Short problem: Can you copy every one of the rows below word for word, leaving the pictures out of your answer?

Saved data entries:
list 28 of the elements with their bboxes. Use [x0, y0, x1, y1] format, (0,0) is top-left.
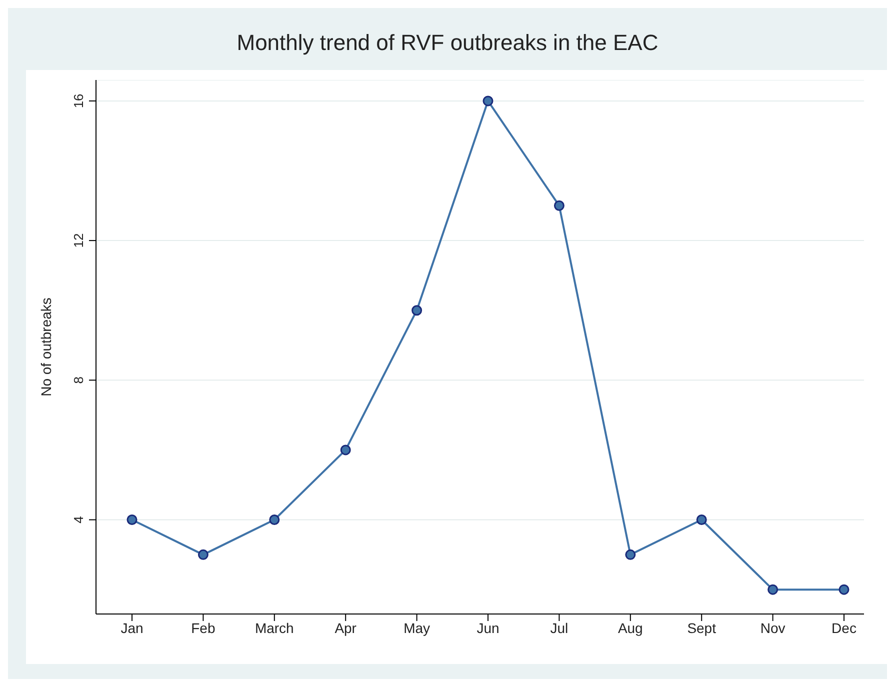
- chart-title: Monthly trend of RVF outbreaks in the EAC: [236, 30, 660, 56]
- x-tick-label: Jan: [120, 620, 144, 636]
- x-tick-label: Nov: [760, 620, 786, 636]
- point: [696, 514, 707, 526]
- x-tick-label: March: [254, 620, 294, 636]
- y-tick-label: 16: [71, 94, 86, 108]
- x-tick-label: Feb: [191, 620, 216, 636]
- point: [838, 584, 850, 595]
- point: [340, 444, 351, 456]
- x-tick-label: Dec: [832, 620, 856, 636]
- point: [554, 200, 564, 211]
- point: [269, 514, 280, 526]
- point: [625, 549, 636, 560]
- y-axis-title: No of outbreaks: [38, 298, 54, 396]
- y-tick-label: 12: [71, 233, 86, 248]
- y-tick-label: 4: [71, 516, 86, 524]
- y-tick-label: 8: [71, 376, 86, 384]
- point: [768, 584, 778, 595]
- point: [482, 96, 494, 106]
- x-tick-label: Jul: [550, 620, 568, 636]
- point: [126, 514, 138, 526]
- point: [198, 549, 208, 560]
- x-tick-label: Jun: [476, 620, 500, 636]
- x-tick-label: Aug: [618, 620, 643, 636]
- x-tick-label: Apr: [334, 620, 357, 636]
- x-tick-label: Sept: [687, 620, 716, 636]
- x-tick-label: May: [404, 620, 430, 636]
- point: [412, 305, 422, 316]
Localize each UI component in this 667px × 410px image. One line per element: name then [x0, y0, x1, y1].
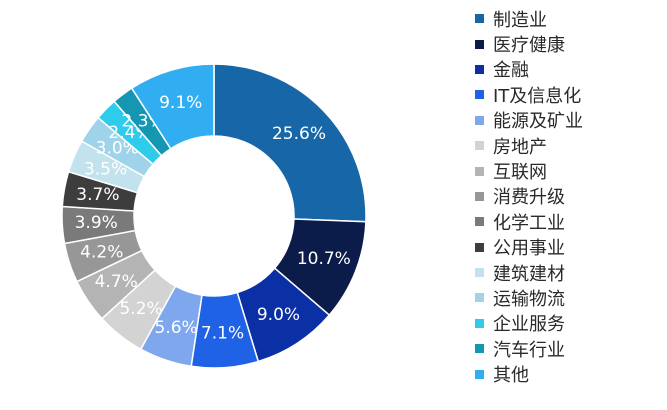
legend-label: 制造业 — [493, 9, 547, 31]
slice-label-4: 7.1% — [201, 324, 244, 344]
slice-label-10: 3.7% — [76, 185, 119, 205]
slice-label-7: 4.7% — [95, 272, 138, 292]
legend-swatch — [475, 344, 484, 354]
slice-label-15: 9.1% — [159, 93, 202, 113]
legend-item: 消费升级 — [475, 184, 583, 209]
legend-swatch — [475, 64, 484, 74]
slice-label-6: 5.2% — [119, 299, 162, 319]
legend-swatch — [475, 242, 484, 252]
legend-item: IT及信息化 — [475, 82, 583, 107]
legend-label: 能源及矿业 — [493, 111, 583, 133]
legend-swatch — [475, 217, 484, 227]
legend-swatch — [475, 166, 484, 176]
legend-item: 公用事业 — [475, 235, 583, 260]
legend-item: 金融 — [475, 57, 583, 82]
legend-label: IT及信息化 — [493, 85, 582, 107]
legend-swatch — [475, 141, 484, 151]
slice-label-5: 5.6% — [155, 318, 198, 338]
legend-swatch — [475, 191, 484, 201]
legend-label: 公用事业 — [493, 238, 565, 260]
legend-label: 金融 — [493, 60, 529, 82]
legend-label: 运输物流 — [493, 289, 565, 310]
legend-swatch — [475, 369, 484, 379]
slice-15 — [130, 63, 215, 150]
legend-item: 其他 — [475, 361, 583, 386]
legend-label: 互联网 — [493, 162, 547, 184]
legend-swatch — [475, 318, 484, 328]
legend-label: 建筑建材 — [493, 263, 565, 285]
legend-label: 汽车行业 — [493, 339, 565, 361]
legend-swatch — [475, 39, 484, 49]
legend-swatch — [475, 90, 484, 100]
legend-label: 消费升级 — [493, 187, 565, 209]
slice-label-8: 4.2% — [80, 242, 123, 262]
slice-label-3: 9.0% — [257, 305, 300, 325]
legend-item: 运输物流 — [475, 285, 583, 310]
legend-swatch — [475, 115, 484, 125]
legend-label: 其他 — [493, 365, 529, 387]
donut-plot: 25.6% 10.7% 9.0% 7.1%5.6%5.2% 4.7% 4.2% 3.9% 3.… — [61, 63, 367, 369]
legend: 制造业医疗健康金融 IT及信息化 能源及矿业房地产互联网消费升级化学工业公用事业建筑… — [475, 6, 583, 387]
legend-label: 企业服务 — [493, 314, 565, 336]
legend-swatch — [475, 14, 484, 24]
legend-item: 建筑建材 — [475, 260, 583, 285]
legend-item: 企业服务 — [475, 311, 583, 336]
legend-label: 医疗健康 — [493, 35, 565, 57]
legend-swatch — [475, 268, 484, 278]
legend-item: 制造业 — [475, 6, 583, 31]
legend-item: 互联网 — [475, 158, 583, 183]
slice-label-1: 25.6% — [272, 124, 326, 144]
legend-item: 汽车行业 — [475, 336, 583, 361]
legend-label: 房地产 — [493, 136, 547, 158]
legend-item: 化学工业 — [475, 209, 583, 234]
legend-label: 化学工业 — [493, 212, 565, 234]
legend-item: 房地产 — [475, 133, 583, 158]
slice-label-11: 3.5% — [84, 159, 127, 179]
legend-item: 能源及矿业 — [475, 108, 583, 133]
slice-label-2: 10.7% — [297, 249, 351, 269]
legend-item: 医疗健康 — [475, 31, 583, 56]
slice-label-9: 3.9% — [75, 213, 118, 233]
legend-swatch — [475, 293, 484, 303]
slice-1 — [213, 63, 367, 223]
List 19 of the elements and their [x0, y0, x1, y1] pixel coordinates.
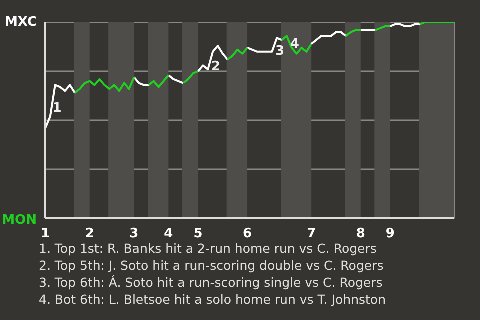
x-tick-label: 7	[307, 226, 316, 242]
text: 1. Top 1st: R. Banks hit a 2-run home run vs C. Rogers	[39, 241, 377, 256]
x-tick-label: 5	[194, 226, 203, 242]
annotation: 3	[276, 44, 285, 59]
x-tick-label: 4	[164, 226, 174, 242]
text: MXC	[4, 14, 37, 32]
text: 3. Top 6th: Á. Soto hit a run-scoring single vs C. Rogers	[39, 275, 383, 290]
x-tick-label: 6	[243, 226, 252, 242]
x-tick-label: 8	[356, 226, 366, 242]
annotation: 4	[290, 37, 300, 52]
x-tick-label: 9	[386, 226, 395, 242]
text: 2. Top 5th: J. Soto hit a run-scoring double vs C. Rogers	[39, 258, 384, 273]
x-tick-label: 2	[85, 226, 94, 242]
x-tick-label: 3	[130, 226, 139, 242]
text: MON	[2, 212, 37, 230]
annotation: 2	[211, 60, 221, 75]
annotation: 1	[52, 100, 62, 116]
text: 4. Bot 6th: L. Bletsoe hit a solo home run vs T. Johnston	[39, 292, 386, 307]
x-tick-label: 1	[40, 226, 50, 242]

Worked answer:
list 28 of the elements with their bboxes. Use [x0, y0, x1, y1] format, (0,0) is top-left.
- chart-title: Monthly trend of RVF outbreaks in the EAC: [236, 30, 660, 56]
- x-tick-label: Jan: [120, 620, 144, 636]
- x-tick-label: Nov: [760, 620, 786, 636]
- point: [696, 514, 707, 526]
- x-tick-label: March: [254, 620, 294, 636]
- y-tick-label: 16: [71, 94, 86, 108]
- x-tick-label: Feb: [191, 620, 216, 636]
- point: [838, 584, 850, 595]
- point: [340, 444, 351, 456]
- x-tick-label: Dec: [832, 620, 856, 636]
- point: [554, 200, 564, 211]
- point: [269, 514, 280, 526]
- point: [625, 549, 636, 560]
- y-axis-title: No of outbreaks: [38, 298, 54, 396]
- y-tick-label: 12: [71, 233, 86, 248]
- y-tick-label: 4: [71, 516, 86, 524]
- y-tick-label: 8: [71, 376, 86, 384]
- point: [768, 584, 778, 595]
- point: [482, 96, 494, 106]
- x-tick-label: Jul: [550, 620, 568, 636]
- point: [126, 514, 138, 526]
- point: [198, 549, 208, 560]
- x-tick-label: Jun: [476, 620, 500, 636]
- x-tick-label: Aug: [618, 620, 643, 636]
- x-tick-label: Apr: [334, 620, 357, 636]
- x-tick-label: Sept: [687, 620, 716, 636]
- x-tick-label: May: [404, 620, 430, 636]
- point: [412, 305, 422, 316]
Localize each UI component in this 667px × 410px image. One line per element: name then [x0, y0, x1, y1].
legend-label: 制造业 — [493, 9, 547, 31]
slice-label-4: 7.1% — [201, 324, 244, 344]
slice-label-10: 3.7% — [76, 185, 119, 205]
slice-label-7: 4.7% — [95, 272, 138, 292]
legend-swatch — [475, 344, 484, 354]
slice-label-15: 9.1% — [159, 93, 202, 113]
legend-item: 消费升级 — [475, 184, 583, 209]
legend-swatch — [475, 64, 484, 74]
slice-label-6: 5.2% — [119, 299, 162, 319]
legend-swatch — [475, 242, 484, 252]
legend-item: IT及信息化 — [475, 82, 583, 107]
legend-label: 能源及矿业 — [493, 111, 583, 133]
legend-swatch — [475, 217, 484, 227]
legend-swatch — [475, 166, 484, 176]
legend-item: 公用事业 — [475, 235, 583, 260]
legend-item: 金融 — [475, 57, 583, 82]
legend-label: IT及信息化 — [493, 85, 582, 107]
legend-swatch — [475, 141, 484, 151]
slice-label-5: 5.6% — [155, 318, 198, 338]
legend-swatch — [475, 191, 484, 201]
legend-label: 公用事业 — [493, 238, 565, 260]
legend-label: 金融 — [493, 60, 529, 82]
legend-label: 运输物流 — [493, 289, 565, 310]
legend-swatch — [475, 369, 484, 379]
slice-15 — [130, 63, 215, 150]
legend-item: 其他 — [475, 361, 583, 386]
legend-label: 互联网 — [493, 162, 547, 184]
legend-swatch — [475, 318, 484, 328]
legend-label: 建筑建材 — [493, 263, 565, 285]
legend-label: 汽车行业 — [493, 339, 565, 361]
legend-swatch — [475, 39, 484, 49]
legend-swatch — [475, 90, 484, 100]
legend-label: 消费升级 — [493, 187, 565, 209]
slice-label-8: 4.2% — [80, 242, 123, 262]
slice-label-3: 9.0% — [257, 305, 300, 325]
legend-item: 运输物流 — [475, 285, 583, 310]
legend-swatch — [475, 115, 484, 125]
legend-label: 其他 — [493, 365, 529, 387]
donut-plot: 25.6% 10.7% 9.0% 7.1%5.6%5.2% 4.7% 4.2% 3.9% 3.… — [61, 63, 367, 369]
legend: 制造业医疗健康金融 IT及信息化 能源及矿业房地产互联网消费升级化学工业公用事业建筑… — [475, 6, 583, 387]
legend-label: 企业服务 — [493, 314, 565, 336]
legend-swatch — [475, 14, 484, 24]
legend-item: 建筑建材 — [475, 260, 583, 285]
legend-item: 企业服务 — [475, 311, 583, 336]
legend-label: 医疗健康 — [493, 35, 565, 57]
legend-swatch — [475, 268, 484, 278]
legend-item: 制造业 — [475, 6, 583, 31]
legend-item: 互联网 — [475, 158, 583, 183]
slice-label-1: 25.6% — [272, 124, 326, 144]
legend-item: 汽车行业 — [475, 336, 583, 361]
legend-label: 房地产 — [493, 136, 547, 158]
legend-item: 化学工业 — [475, 209, 583, 234]
legend-label: 化学工业 — [493, 212, 565, 234]
legend-item: 房地产 — [475, 133, 583, 158]
slice-label-11: 3.5% — [84, 159, 127, 179]
legend-item: 能源及矿业 — [475, 108, 583, 133]
slice-label-2: 10.7% — [297, 249, 351, 269]
legend-item: 医疗健康 — [475, 31, 583, 56]
slice-label-9: 3.9% — [75, 213, 118, 233]
legend-swatch — [475, 293, 484, 303]
slice-1 — [213, 63, 367, 223]
List 19 of the elements and their [x0, y0, x1, y1] pixel coordinates.
x-tick-label: 7	[307, 226, 316, 242]
text: 1. Top 1st: R. Banks hit a 2-run home run vs C. Rogers	[39, 241, 377, 256]
x-tick-label: 5	[194, 226, 203, 242]
annotation: 3	[276, 44, 285, 59]
x-tick-label: 4	[164, 226, 174, 242]
text: MXC	[4, 14, 37, 32]
text: 3. Top 6th: Á. Soto hit a run-scoring single vs C. Rogers	[39, 275, 383, 290]
x-tick-label: 6	[243, 226, 252, 242]
x-tick-label: 8	[356, 226, 366, 242]
annotation: 4	[290, 37, 300, 52]
x-tick-label: 9	[386, 226, 395, 242]
text: 2. Top 5th: J. Soto hit a run-scoring double vs C. Rogers	[39, 258, 384, 273]
x-tick-label: 2	[85, 226, 94, 242]
x-tick-label: 3	[130, 226, 139, 242]
text: MON	[2, 212, 37, 230]
annotation: 2	[211, 60, 221, 75]
annotation: 1	[52, 100, 62, 116]
text: 4. Bot 6th: L. Bletsoe hit a solo home run vs T. Johnston	[39, 292, 386, 307]
x-tick-label: 1	[40, 226, 50, 242]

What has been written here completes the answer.